**Written exercise**
Reproduce all of the material word for word.

**Record excerpts**
/---

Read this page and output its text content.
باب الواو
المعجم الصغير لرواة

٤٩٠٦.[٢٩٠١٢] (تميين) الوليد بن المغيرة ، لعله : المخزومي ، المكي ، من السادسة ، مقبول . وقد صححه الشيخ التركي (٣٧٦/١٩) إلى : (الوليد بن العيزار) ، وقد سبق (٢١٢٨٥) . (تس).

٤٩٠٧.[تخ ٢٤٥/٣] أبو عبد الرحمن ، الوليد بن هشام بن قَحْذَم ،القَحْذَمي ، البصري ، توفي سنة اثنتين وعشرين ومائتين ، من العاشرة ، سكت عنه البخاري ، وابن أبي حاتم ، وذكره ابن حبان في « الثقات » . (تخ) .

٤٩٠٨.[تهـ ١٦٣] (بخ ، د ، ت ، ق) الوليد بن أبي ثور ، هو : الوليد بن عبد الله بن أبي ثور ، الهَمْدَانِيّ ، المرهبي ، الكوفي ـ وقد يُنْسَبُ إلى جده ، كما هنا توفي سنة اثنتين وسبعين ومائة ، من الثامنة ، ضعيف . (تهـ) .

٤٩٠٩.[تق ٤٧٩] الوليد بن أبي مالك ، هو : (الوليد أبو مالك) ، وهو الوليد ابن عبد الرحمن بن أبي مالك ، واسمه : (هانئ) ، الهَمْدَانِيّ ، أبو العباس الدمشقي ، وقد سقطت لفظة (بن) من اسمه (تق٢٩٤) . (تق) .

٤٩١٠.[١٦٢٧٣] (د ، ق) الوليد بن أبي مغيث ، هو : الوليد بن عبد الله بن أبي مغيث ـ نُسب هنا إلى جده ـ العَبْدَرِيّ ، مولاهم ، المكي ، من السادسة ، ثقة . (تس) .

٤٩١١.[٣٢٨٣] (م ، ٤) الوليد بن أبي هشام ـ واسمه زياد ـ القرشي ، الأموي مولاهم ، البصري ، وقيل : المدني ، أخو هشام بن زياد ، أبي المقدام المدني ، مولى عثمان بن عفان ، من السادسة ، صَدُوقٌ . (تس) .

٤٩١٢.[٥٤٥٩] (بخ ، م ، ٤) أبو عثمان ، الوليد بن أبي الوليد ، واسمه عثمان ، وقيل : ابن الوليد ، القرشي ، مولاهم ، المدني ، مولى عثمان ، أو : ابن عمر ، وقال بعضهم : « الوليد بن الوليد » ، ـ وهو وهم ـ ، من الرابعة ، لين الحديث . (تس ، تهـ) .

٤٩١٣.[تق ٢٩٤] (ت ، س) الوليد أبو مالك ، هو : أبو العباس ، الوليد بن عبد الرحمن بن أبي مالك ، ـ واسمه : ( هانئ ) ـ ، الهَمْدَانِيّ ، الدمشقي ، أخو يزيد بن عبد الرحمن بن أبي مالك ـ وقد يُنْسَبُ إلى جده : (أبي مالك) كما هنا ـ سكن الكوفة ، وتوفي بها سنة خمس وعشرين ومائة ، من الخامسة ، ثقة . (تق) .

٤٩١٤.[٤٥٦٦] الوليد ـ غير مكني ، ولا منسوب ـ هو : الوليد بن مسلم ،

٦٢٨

\---

**Response to the exercise**
Read this page and output its text content.
باب الواو
المعجم الصغير لرواة

٤٩٠٦.[٢٩٠١٢] (تميين) الوليد بن المغيرة ، لعله : المخزومي ، المكي ، من السادسة ، مقبول . وقد صححه الشيخ التركي (٣٧٦/١٩) إلى : (الوليد بن العيزار) ، وقد سبق (٢١٢٨٥) . (تس).

٤٩٠٧.[تخ ٢٤٥/٣] أبو عبد الرحمن ، الوليد بن هشام بن قَحْذَم ،القَحْذَمي ، البصري ، توفي سنة اثنتين وعشرين ومائتين ، من العاشرة ، سكت عنه البخاري ، وابن أبي حاتم ، وذكره ابن حبان في « الثقات » . (تخ) .

٤٩٠٨.[تهـ ١٦٣] (بخ ، د ، ت ، ق) الوليد بن أبي ثور ، هو : الوليد بن عبد الله بن أبي ثور ، الهَمْدَانِيّ ، المرهبي ، الكوفي ـ وقد يُنْسَبُ إلى جده ، كما هنا توفي سنة اثنتين وسبعين ومائة ، من الثامنة ، ضعيف . (تهـ) .

٤٩٠٩.[تق ٤٧٩] الوليد بن أبي مالك ، هو : (الوليد أبو مالك) ، وهو الوليد ابن عبد الرحمن بن أبي مالك ، واسمه : (هانئ) ، الهَمْدَانِيّ ، أبو العباس الدمشقي ، وقد سقطت لفظة (بن) من اسمه (تق٢٩٤) . (تق) .

٤٩١٠.[١٦٢٧٣] (د ، ق) الوليد بن أبي مغيث ، هو : الوليد بن عبد الله بن أبي مغيث ـ نُسب هنا إلى جده ـ العَبْدَرِيّ ، مولاهم ، المكي ، من السادسة ، ثقة . (تس) .

٤٩١١.[٣٢٨٣] (م ، ٤) الوليد بن أبي هشام ـ واسمه زياد ـ القرشي ، الأموي مولاهم ، البصري ، وقيل : المدني ، أخو هشام بن زياد ، أبي المقدام المدني ، مولى عثمان بن عفان ، من السادسة ، صَدُوقٌ . (تس) .

٤٩١٢.[٥٤٥٩] (بخ ، م ، ٤) أبو عثمان ، الوليد بن أبي الوليد ، واسمه عثمان ، وقيل : ابن الوليد ، القرشي ، مولاهم ، المدني ، مولى عثمان ، أو : ابن عمر ، وقال بعضهم : « الوليد بن الوليد » ، ـ وهو وهم ـ ، من الرابعة ، لين الحديث . (تس ، تهـ) .

٤٩١٣.[تق ٢٩٤] (ت ، س) الوليد أبو مالك ، هو : أبو العباس ، الوليد بن عبد الرحمن بن أبي مالك ، ـ واسمه : ( هانئ ) ـ ، الهَمْدَانِيّ ، الدمشقي ، أخو يزيد بن عبد الرحمن بن أبي مالك ـ وقد يُنْسَبُ إلى جده : (أبي مالك) كما هنا ـ سكن الكوفة ، وتوفي بها سنة خمس وعشرين ومائة ، من الخامسة ، ثقة . (تق) .

٤٩١٤.[٤٥٦٦] الوليد ـ غير مكني ، ولا منسوب ـ هو : الوليد بن مسلم ،

٦٢٨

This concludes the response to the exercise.